STORED ROWS:

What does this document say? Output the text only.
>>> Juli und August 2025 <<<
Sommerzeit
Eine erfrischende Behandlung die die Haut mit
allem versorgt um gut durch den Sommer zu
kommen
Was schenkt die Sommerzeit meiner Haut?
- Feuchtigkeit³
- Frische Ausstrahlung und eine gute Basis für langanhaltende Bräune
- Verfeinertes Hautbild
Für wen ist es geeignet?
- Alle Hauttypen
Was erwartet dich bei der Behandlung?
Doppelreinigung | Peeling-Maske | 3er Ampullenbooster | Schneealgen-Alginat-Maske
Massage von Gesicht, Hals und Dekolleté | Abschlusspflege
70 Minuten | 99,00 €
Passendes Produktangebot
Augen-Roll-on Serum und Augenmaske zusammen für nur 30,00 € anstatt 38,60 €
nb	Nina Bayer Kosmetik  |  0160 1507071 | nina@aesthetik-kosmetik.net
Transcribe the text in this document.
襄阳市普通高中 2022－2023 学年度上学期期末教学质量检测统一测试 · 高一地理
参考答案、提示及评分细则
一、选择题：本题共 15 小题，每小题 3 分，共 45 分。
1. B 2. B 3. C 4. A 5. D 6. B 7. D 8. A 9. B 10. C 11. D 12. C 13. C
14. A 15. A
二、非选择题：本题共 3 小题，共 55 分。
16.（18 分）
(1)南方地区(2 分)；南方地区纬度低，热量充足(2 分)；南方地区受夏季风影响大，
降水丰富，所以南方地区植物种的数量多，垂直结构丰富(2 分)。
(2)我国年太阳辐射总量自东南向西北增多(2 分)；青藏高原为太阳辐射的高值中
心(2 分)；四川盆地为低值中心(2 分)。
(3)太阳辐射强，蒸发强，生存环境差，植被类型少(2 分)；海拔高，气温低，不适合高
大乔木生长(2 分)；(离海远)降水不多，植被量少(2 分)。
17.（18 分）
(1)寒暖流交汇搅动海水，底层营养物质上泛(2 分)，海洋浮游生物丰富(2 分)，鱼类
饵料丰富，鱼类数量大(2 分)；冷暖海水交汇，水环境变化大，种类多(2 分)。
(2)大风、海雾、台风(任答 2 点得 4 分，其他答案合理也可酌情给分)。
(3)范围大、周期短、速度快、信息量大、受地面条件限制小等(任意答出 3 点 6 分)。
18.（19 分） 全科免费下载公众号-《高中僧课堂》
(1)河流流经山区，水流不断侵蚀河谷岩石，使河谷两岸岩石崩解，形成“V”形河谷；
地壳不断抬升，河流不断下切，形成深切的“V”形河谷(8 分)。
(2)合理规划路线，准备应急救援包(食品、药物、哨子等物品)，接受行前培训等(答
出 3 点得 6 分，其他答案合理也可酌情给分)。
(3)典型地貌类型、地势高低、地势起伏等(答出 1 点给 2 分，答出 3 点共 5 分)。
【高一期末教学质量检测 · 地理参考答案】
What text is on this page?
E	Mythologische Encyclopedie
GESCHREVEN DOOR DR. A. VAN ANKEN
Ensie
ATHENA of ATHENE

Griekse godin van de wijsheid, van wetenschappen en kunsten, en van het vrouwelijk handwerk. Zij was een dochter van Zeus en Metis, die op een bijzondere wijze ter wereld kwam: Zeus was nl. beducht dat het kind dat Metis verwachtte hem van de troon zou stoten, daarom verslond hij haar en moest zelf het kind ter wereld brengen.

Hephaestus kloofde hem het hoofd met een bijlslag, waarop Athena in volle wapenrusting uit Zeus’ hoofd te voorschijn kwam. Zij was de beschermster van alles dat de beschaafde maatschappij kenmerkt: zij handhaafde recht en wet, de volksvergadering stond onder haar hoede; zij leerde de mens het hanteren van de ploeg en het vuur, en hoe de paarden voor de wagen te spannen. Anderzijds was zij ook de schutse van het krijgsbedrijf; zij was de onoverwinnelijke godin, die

TASK: Check every line of the records above for the string "What" and say how many contain it, giving the number alone.

CORRECT RESPONSE: 2